— start THE INPUT —

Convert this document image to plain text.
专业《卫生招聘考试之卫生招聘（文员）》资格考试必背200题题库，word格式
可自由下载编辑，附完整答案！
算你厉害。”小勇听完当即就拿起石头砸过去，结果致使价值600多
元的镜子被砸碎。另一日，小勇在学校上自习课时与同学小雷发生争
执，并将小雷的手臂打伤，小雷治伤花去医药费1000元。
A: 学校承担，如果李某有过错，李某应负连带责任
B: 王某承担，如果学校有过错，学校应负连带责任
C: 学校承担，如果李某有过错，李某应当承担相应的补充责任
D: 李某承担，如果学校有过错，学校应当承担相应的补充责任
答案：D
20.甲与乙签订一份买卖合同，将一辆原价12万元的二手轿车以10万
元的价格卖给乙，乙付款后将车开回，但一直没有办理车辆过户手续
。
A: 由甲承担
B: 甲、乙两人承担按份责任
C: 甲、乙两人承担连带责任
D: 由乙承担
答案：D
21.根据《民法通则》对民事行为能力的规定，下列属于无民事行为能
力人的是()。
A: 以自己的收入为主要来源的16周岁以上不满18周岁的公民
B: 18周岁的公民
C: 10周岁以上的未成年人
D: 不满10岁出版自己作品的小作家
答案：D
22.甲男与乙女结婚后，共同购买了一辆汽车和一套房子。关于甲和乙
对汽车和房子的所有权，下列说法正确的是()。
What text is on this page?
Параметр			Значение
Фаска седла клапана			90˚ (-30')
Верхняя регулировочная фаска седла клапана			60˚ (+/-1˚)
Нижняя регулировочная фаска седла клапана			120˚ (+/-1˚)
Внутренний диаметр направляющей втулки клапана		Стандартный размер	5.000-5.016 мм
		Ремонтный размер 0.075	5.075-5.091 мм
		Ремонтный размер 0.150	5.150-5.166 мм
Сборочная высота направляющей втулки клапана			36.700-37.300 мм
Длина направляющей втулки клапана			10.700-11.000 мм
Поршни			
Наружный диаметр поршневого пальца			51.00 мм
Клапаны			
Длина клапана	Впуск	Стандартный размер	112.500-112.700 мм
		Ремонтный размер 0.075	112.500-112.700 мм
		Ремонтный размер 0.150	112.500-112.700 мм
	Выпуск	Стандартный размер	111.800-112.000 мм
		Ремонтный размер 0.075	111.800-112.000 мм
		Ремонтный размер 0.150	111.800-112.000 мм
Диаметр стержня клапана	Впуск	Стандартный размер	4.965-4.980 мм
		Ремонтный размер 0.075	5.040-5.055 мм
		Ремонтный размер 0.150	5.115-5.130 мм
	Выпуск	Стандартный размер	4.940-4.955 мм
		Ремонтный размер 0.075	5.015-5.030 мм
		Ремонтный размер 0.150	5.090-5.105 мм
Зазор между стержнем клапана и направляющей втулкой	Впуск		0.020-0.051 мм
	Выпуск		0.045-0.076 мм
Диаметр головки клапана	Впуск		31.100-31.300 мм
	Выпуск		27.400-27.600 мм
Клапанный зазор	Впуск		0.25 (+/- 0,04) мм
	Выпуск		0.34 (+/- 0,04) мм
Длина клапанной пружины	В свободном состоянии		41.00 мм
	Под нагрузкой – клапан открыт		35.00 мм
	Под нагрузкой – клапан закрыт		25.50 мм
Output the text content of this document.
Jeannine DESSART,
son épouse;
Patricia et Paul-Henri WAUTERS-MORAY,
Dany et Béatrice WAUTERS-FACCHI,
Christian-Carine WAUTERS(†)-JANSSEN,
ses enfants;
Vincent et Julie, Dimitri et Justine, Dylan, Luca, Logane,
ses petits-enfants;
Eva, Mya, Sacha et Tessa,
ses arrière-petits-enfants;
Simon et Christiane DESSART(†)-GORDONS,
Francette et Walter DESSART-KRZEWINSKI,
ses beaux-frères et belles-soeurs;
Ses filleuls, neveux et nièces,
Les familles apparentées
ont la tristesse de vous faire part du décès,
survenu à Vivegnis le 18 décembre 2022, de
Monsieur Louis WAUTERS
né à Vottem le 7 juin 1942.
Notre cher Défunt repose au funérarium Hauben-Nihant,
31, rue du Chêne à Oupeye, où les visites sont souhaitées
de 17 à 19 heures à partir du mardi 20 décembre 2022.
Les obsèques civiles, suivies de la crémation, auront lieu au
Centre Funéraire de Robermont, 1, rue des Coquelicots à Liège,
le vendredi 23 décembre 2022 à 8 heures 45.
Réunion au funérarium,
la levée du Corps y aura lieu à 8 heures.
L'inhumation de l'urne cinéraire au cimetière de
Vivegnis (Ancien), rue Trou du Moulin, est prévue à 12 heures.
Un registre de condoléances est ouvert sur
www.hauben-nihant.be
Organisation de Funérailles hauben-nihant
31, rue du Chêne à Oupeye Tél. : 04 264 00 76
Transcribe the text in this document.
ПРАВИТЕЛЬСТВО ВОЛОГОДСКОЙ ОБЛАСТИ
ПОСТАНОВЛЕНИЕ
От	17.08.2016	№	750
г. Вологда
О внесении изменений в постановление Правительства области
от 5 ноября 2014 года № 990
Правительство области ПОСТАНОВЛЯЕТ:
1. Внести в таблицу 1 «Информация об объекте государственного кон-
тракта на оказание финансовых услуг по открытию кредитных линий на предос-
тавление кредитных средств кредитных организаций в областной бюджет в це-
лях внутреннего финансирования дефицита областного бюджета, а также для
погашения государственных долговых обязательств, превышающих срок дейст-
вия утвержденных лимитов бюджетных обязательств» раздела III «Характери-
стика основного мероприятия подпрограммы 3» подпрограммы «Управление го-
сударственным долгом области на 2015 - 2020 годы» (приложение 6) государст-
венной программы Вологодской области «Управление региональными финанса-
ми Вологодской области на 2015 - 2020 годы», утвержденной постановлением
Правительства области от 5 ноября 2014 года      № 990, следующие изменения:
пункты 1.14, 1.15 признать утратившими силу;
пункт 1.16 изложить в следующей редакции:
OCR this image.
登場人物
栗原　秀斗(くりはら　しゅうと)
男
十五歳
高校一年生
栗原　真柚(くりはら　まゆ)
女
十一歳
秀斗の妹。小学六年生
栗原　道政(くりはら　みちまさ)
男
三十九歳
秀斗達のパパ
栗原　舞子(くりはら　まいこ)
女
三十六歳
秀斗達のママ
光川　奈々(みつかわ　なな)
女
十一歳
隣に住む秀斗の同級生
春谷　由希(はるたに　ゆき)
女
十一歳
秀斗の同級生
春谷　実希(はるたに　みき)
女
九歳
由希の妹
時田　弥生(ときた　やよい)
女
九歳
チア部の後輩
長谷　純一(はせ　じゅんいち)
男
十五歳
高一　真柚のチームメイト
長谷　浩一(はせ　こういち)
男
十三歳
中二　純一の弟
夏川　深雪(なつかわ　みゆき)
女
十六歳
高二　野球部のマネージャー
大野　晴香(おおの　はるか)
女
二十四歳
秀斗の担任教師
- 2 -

— end THE INPUT —

Reproduce the whole listing word for word.

Convert this document image to plain text.
专业《卫生招聘考试之卫生招聘（文员）》资格考试必背200题题库，word格式
可自由下载编辑，附完整答案！
算你厉害。”小勇听完当即就拿起石头砸过去，结果致使价值600多
元的镜子被砸碎。另一日，小勇在学校上自习课时与同学小雷发生争
执，并将小雷的手臂打伤，小雷治伤花去医药费1000元。
A: 学校承担，如果李某有过错，李某应负连带责任
B: 王某承担，如果学校有过错，学校应负连带责任
C: 学校承担，如果李某有过错，李某应当承担相应的补充责任
D: 李某承担，如果学校有过错，学校应当承担相应的补充责任
答案：D
20.甲与乙签订一份买卖合同，将一辆原价12万元的二手轿车以10万
元的价格卖给乙，乙付款后将车开回，但一直没有办理车辆过户手续
。
A: 由甲承担
B: 甲、乙两人承担按份责任
C: 甲、乙两人承担连带责任
D: 由乙承担
答案：D
21.根据《民法通则》对民事行为能力的规定，下列属于无民事行为能
力人的是()。
A: 以自己的收入为主要来源的16周岁以上不满18周岁的公民
B: 18周岁的公民
C: 10周岁以上的未成年人
D: 不满10岁出版自己作品的小作家
答案：D
22.甲男与乙女结婚后，共同购买了一辆汽车和一套房子。关于甲和乙
对汽车和房子的所有权，下列说法正确的是()。
What text is on this page?
Параметр			Значение
Фаска седла клапана			90˚ (-30')
Верхняя регулировочная фаска седла клапана			60˚ (+/-1˚)
Нижняя регулировочная фаска седла клапана			120˚ (+/-1˚)
Внутренний диаметр направляющей втулки клапана		Стандартный размер	5.000-5.016 мм
		Ремонтный размер 0.075	5.075-5.091 мм
		Ремонтный размер 0.150	5.150-5.166 мм
Сборочная высота направляющей втулки клапана			36.700-37.300 мм
Длина направляющей втулки клапана			10.700-11.000 мм
Поршни			
Наружный диаметр поршневого пальца			51.00 мм
Клапаны			
Длина клапана	Впуск	Стандартный размер	112.500-112.700 мм
		Ремонтный размер 0.075	112.500-112.700 мм
		Ремонтный размер 0.150	112.500-112.700 мм
	Выпуск	Стандартный размер	111.800-112.000 мм
		Ремонтный размер 0.075	111.800-112.000 мм
		Ремонтный размер 0.150	111.800-112.000 мм
Диаметр стержня клапана	Впуск	Стандартный размер	4.965-4.980 мм
		Ремонтный размер 0.075	5.040-5.055 мм
		Ремонтный размер 0.150	5.115-5.130 мм
	Выпуск	Стандартный размер	4.940-4.955 мм
		Ремонтный размер 0.075	5.015-5.030 мм
		Ремонтный размер 0.150	5.090-5.105 мм
Зазор между стержнем клапана и направляющей втулкой	Впуск		0.020-0.051 мм
	Выпуск		0.045-0.076 мм
Диаметр головки клапана	Впуск		31.100-31.300 мм
	Выпуск		27.400-27.600 мм
Клапанный зазор	Впуск		0.25 (+/- 0,04) мм
	Выпуск		0.34 (+/- 0,04) мм
Длина клапанной пружины	В свободном состоянии		41.00 мм
	Под нагрузкой – клапан открыт		35.00 мм
	Под нагрузкой – клапан закрыт		25.50 мм
Output the text content of this document.
Jeannine DESSART,
son épouse;
Patricia et Paul-Henri WAUTERS-MORAY,
Dany et Béatrice WAUTERS-FACCHI,
Christian-Carine WAUTERS(†)-JANSSEN,
ses enfants;
Vincent et Julie, Dimitri et Justine, Dylan, Luca, Logane,
ses petits-enfants;
Eva, Mya, Sacha et Tessa,
ses arrière-petits-enfants;
Simon et Christiane DESSART(†)-GORDONS,
Francette et Walter DESSART-KRZEWINSKI,
ses beaux-frères et belles-soeurs;
Ses filleuls, neveux et nièces,
Les familles apparentées
ont la tristesse de vous faire part du décès,
survenu à Vivegnis le 18 décembre 2022, de
Monsieur Louis WAUTERS
né à Vottem le 7 juin 1942.
Notre cher Défunt repose au funérarium Hauben-Nihant,
31, rue du Chêne à Oupeye, où les visites sont souhaitées
de 17 à 19 heures à partir du mardi 20 décembre 2022.
Les obsèques civiles, suivies de la crémation, auront lieu au
Centre Funéraire de Robermont, 1, rue des Coquelicots à Liège,
le vendredi 23 décembre 2022 à 8 heures 45.
Réunion au funérarium,
la levée du Corps y aura lieu à 8 heures.
L'inhumation de l'urne cinéraire au cimetière de
Vivegnis (Ancien), rue Trou du Moulin, est prévue à 12 heures.
Un registre de condoléances est ouvert sur
www.hauben-nihant.be
Organisation de Funérailles hauben-nihant
31, rue du Chêne à Oupeye Tél. : 04 264 00 76
Transcribe the text in this document.
ПРАВИТЕЛЬСТВО ВОЛОГОДСКОЙ ОБЛАСТИ
ПОСТАНОВЛЕНИЕ
От	17.08.2016	№	750
г. Вологда
О внесении изменений в постановление Правительства области
от 5 ноября 2014 года № 990
Правительство области ПОСТАНОВЛЯЕТ:
1. Внести в таблицу 1 «Информация об объекте государственного кон-
тракта на оказание финансовых услуг по открытию кредитных линий на предос-
тавление кредитных средств кредитных организаций в областной бюджет в це-
лях внутреннего финансирования дефицита областного бюджета, а также для
погашения государственных долговых обязательств, превышающих срок дейст-
вия утвержденных лимитов бюджетных обязательств» раздела III «Характери-
стика основного мероприятия подпрограммы 3» подпрограммы «Управление го-
сударственным долгом области на 2015 - 2020 годы» (приложение 6) государст-
венной программы Вологодской области «Управление региональными финанса-
ми Вологодской области на 2015 - 2020 годы», утвержденной постановлением
Правительства области от 5 ноября 2014 года      № 990, следующие изменения:
пункты 1.14, 1.15 признать утратившими силу;
пункт 1.16 изложить в следующей редакции:
OCR this image.
登場人物
栗原　秀斗(くりはら　しゅうと)
男
十五歳
高校一年生
栗原　真柚(くりはら　まゆ)
女
十一歳
秀斗の妹。小学六年生
栗原　道政(くりはら　みちまさ)
男
三十九歳
秀斗達のパパ
栗原　舞子(くりはら　まいこ)
女
三十六歳
秀斗達のママ
光川　奈々(みつかわ　なな)
女
十一歳
隣に住む秀斗の同級生
春谷　由希(はるたに　ゆき)
女
十一歳
秀斗の同級生
春谷　実希(はるたに　みき)
女
九歳
由希の妹
時田　弥生(ときた　やよい)
女
九歳
チア部の後輩
長谷　純一(はせ　じゅんいち)
男
十五歳
高一　真柚のチームメイト
長谷　浩一(はせ　こういち)
男
十三歳
中二　純一の弟
夏川　深雪(なつかわ　みゆき)
女
十六歳
高二　野球部のマネージャー
大野　晴香(おおの　はるか)
女
二十四歳
秀斗の担任教師
- 2 -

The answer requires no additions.